From the entries that follow, gather each line holding the word "vozidlo".
## start Records provided
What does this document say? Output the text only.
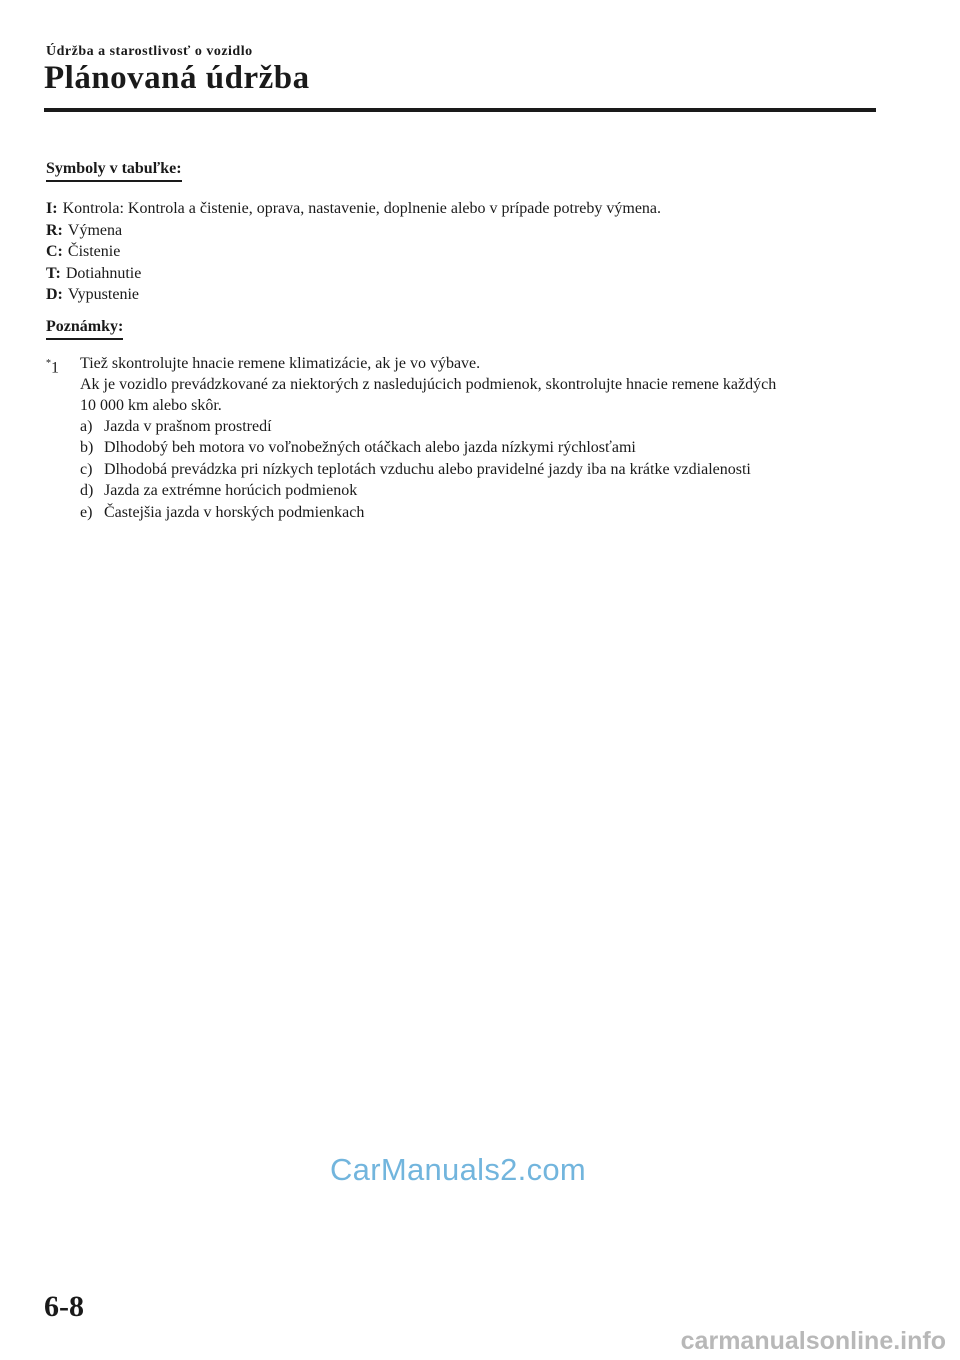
Údržba a starostlivosť o vozidlo
Plánovaná údržba
Symboly v tabuľke:

I: Kontrola: Kontrola a čistenie, oprava, nastavenie, doplnenie alebo v prípade potreby výmena.

R: Výmena

C: Čistenie

T: Dotiahnutie

D: Vypustenie

Poznámky:
*1 Tiež skontrolujte hnacie remene klimatizácie, ak je vo výbave.
Ak je vozidlo prevádzkované za niektorých z nasledujúcich podmienok, skontrolujte hnacie remene každých
10 000 km alebo skôr.
a) Jazda v prašnom prostredí
b) Dlhodobý beh motora vo voľnobežných otáčkach alebo jazda nízkymi rýchlosťami
c) Dlhodobá prevádzka pri nízkych teplotách vzduchu alebo pravidelné jazdy iba na krátke vzdialenosti
d) Jazda za extrémne horúcich podmienok
e) Častejšia jazda v horských podmienkach
CarManuals2.com
6-8
carmanualsonline.info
## end Records provided
Problem solution:
Údržba a starostlivosť o vozidlo
Ak je vozidlo prevádzkované za niektorých z nasledujúcich podmienok, skontrolujte hnacie remene každých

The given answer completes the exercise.